### DATA PROVIDED
——

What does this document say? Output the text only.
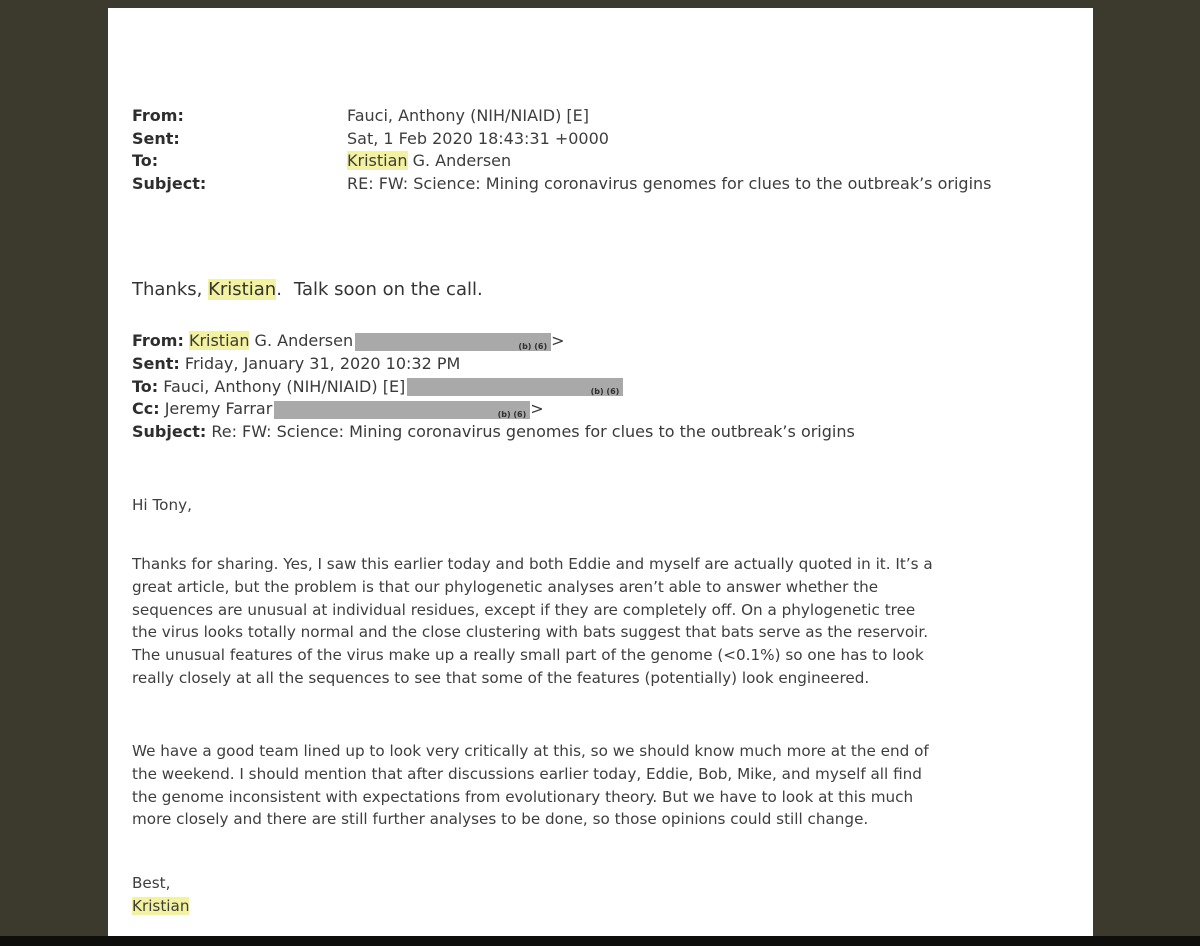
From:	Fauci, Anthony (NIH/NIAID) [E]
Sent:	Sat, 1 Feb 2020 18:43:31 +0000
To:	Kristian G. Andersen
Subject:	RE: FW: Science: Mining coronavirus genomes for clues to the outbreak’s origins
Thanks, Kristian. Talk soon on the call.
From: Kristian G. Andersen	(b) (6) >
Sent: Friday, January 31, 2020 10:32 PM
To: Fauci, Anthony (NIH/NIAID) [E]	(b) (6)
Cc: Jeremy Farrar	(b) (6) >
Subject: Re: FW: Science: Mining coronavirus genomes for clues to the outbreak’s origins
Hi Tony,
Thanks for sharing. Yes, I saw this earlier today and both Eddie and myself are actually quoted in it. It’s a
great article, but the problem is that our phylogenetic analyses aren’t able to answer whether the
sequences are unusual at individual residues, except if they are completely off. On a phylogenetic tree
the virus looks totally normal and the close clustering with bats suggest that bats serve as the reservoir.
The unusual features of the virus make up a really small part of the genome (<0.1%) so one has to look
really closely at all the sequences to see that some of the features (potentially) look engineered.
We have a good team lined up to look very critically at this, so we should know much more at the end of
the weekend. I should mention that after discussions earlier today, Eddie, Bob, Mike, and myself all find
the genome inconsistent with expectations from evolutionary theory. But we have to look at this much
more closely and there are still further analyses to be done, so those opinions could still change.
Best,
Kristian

——

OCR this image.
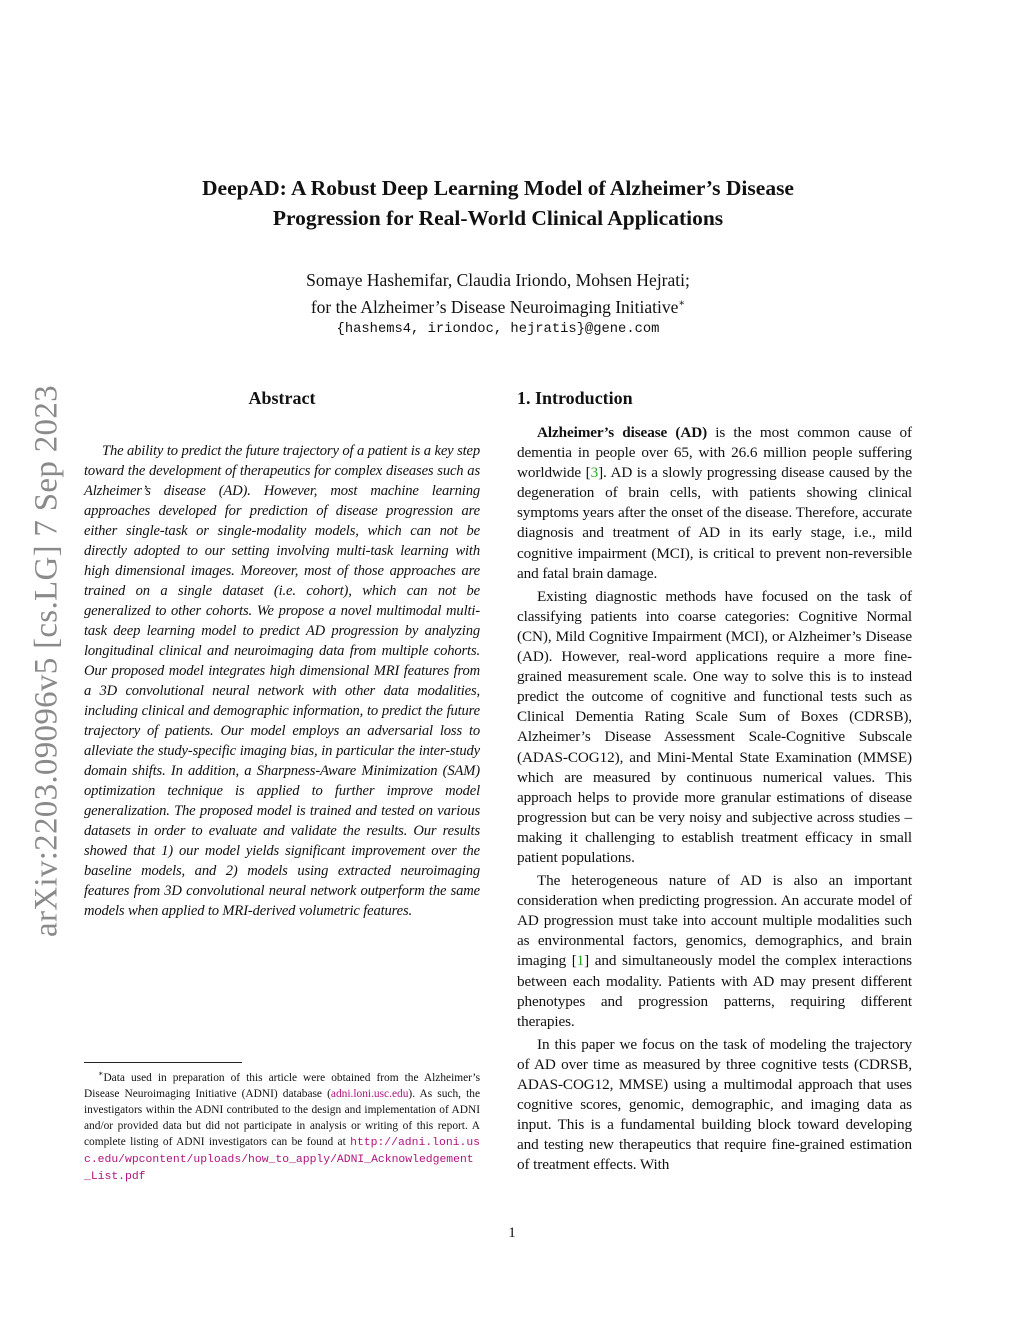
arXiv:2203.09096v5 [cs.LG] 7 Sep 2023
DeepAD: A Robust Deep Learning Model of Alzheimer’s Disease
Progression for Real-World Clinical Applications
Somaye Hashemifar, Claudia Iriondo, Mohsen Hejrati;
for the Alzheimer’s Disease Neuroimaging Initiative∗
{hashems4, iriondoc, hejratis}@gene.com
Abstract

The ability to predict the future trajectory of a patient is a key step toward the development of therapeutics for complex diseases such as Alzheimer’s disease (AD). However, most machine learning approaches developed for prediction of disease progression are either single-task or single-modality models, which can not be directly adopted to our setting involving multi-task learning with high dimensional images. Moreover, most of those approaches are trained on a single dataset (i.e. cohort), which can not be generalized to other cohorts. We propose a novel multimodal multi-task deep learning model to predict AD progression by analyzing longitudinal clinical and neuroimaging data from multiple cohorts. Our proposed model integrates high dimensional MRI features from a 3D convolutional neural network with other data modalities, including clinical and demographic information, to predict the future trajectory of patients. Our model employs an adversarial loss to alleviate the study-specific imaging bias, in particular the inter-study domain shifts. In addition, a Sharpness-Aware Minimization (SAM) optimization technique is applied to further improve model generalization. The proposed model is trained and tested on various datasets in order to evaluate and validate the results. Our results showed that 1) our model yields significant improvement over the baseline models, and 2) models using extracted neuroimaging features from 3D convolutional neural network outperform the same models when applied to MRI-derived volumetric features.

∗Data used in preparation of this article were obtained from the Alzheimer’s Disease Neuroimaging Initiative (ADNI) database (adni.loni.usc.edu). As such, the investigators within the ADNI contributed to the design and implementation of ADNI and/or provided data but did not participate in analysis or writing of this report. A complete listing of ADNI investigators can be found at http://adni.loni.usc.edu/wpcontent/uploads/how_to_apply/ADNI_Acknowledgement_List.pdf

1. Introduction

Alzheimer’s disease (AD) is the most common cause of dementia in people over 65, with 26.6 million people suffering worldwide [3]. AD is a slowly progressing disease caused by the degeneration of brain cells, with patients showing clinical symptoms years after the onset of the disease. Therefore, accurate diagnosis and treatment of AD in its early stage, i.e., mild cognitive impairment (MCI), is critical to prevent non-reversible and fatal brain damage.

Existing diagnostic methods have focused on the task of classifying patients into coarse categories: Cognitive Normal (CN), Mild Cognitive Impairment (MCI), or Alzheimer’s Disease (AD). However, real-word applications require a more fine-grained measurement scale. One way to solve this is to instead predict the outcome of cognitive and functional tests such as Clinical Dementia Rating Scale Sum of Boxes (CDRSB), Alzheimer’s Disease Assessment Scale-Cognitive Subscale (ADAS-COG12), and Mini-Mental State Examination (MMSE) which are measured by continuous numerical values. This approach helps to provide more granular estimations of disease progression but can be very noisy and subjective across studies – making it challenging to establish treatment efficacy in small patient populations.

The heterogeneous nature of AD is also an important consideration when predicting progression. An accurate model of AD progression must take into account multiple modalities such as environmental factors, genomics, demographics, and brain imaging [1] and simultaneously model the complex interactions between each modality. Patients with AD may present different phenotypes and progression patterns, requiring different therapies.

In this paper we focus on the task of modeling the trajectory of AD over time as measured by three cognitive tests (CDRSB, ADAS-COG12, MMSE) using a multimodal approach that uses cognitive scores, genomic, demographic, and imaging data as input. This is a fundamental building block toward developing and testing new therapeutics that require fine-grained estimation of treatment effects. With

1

——

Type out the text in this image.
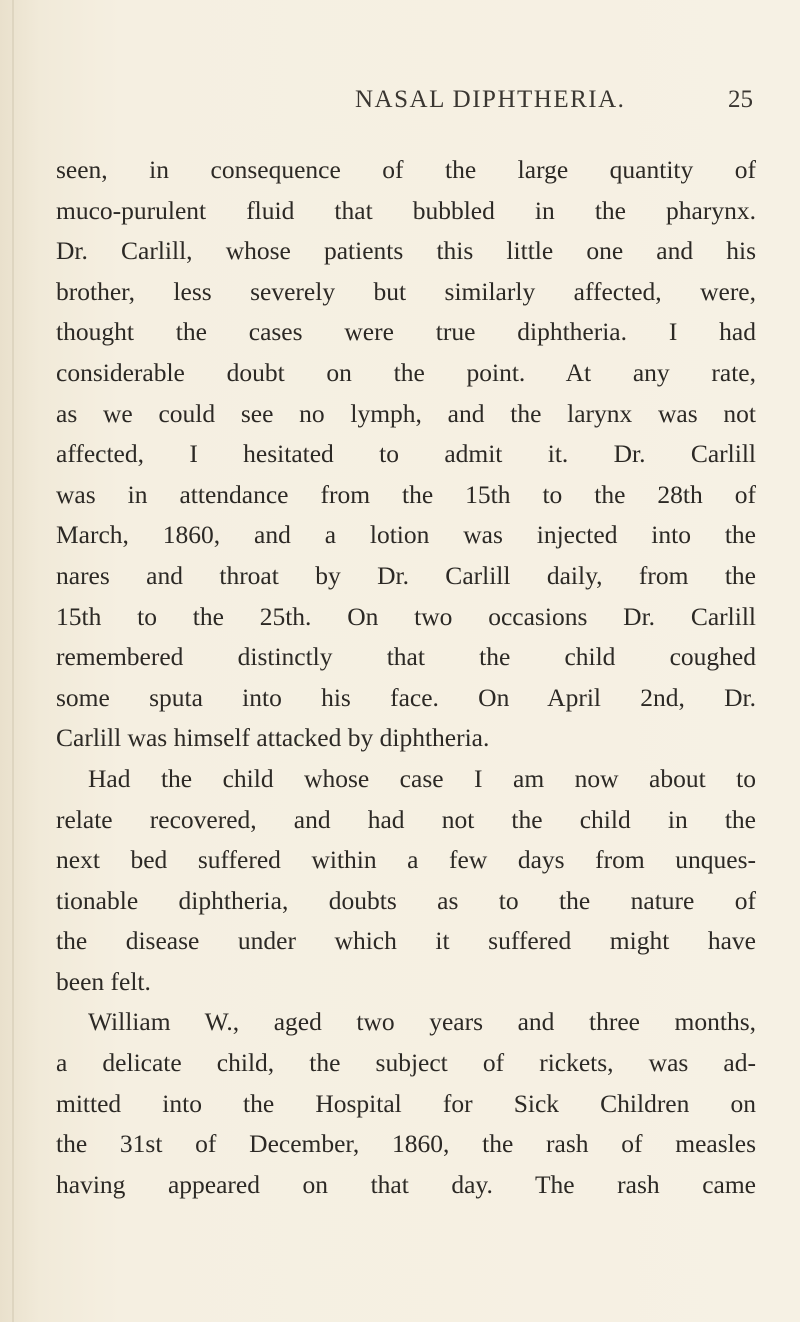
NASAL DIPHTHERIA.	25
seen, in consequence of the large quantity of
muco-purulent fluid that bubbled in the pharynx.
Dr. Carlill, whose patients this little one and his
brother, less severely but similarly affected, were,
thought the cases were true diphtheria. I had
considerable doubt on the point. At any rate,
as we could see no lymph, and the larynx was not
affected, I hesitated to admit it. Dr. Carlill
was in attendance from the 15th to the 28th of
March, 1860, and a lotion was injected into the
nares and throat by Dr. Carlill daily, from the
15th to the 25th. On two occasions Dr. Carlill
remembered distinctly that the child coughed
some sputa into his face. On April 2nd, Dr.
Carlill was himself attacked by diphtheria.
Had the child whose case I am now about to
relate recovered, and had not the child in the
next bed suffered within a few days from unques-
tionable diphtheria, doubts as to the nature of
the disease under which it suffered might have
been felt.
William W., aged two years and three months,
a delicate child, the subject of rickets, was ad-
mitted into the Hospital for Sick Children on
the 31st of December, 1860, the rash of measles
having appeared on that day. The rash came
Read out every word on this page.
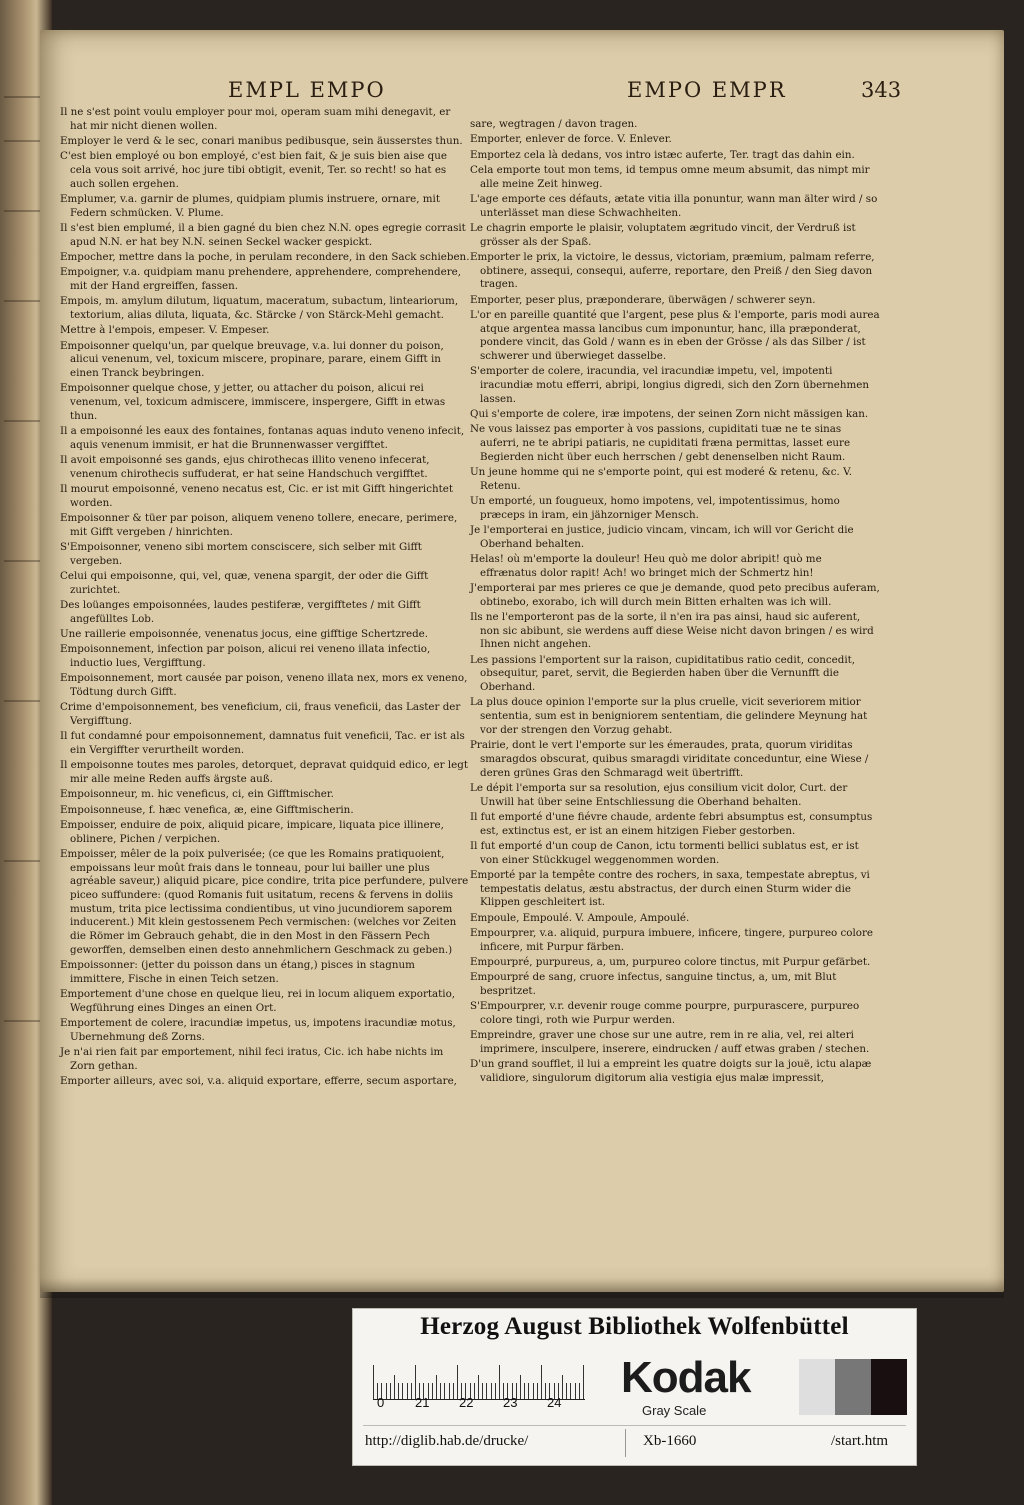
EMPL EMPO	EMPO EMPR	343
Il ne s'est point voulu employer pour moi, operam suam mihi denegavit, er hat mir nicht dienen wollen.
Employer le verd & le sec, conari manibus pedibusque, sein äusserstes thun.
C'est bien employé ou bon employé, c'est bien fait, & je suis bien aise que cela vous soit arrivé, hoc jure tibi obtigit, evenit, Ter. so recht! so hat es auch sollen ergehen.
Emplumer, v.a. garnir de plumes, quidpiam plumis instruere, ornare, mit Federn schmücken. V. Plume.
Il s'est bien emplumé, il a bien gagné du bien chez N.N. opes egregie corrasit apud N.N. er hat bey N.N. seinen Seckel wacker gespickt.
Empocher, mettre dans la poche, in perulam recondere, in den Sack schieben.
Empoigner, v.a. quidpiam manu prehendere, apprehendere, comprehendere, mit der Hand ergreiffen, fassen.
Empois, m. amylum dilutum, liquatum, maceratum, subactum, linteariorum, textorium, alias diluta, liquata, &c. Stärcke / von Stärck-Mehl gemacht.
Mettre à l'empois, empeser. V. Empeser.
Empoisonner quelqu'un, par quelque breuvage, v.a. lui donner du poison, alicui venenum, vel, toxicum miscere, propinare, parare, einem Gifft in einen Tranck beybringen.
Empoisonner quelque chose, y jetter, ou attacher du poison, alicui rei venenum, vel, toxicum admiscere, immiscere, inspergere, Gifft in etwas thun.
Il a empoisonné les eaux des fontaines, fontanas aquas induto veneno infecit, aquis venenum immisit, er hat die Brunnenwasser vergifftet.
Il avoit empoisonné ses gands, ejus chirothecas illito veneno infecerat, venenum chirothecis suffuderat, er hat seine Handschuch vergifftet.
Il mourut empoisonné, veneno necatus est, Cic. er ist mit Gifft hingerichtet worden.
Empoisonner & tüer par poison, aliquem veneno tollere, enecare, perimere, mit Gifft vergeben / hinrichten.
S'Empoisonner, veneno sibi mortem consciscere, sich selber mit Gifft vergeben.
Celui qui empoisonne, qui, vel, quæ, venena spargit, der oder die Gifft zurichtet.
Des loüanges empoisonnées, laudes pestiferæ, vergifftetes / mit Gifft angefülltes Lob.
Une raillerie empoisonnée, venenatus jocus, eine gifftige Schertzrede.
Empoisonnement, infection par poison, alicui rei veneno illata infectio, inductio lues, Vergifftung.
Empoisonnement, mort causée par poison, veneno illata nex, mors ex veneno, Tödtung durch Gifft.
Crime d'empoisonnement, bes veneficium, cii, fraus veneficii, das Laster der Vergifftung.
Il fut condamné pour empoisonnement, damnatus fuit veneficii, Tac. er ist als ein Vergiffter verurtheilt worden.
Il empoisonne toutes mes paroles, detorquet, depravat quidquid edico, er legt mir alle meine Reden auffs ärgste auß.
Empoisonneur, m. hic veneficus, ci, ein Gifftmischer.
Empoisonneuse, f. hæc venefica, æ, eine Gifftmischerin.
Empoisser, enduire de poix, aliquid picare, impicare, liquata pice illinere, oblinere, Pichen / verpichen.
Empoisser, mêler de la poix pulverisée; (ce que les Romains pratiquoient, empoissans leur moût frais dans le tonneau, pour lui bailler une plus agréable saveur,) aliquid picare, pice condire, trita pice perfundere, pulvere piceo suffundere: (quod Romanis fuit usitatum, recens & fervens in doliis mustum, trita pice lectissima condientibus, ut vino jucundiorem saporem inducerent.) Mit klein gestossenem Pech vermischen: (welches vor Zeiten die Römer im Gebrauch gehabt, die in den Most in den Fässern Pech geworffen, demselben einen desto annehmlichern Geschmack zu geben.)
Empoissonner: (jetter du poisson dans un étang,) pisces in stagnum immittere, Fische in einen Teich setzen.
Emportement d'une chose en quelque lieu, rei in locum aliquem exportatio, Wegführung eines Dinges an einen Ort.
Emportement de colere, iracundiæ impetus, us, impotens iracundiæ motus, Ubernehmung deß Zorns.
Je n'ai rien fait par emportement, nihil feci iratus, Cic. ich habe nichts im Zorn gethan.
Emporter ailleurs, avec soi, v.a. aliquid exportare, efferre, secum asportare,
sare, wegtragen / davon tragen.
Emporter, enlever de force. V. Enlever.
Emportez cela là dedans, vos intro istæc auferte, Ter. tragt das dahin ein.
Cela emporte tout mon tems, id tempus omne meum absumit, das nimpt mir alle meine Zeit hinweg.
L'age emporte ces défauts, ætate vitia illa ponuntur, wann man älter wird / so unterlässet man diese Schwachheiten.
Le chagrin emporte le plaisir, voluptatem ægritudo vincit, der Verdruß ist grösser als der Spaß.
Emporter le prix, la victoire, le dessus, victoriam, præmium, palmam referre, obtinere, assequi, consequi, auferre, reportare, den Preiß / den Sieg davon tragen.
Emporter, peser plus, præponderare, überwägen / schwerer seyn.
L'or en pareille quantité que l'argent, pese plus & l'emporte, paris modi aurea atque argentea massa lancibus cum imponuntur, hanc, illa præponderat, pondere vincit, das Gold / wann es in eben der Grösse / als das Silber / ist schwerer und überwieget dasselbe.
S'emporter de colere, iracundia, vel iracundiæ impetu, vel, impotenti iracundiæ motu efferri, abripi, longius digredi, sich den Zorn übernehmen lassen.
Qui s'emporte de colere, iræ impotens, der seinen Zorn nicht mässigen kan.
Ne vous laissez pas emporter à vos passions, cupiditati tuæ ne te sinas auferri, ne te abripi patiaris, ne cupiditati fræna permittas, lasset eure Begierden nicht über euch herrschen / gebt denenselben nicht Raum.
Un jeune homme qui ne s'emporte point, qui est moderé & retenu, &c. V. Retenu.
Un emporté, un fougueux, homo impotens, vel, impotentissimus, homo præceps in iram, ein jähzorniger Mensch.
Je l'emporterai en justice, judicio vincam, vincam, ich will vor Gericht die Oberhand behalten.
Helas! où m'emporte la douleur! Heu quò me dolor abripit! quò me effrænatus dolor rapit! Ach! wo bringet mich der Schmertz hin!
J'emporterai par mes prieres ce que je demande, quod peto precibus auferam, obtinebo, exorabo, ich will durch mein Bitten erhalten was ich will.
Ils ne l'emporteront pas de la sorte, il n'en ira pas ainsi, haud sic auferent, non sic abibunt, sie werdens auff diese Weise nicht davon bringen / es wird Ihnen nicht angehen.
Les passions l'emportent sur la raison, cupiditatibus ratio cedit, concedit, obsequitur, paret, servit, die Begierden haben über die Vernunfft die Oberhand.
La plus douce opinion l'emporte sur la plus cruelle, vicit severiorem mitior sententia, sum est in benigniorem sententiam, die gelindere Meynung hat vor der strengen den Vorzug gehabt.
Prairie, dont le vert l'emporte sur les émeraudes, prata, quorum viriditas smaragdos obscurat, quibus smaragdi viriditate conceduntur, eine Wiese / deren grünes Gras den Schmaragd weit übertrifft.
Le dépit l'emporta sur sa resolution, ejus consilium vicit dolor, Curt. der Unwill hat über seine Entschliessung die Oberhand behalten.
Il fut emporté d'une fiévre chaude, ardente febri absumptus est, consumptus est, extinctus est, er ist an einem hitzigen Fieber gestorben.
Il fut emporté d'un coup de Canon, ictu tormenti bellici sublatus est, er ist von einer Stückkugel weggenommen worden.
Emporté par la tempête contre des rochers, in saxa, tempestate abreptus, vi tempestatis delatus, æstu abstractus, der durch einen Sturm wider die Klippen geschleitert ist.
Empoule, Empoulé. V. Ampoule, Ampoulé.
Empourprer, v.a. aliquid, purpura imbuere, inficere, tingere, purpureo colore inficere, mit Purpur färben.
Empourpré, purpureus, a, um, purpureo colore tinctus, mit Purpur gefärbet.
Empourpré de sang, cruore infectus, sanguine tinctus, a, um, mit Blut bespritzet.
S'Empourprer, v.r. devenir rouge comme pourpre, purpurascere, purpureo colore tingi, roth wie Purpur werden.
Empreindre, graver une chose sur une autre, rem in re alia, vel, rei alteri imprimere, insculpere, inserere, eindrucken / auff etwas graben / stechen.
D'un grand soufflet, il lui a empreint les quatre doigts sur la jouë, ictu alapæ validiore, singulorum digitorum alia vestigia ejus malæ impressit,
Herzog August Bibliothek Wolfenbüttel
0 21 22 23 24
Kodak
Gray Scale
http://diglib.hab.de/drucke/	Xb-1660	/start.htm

——

### TASK STATEMENT
Go through the listing and copy each line that includes the string "schwerer".

### RESPONSE BELOW
Emporter, peser plus, præponderare, überwägen / schwerer seyn.
L'or en pareille quantité que l'argent, pese plus & l'emporte, paris modi aurea atque argentea massa lancibus cum imponuntur, hanc, illa præponderat, pondere vincit, das Gold / wann es in eben der Grösse / als das Silber / ist schwerer und überwieget dasselbe.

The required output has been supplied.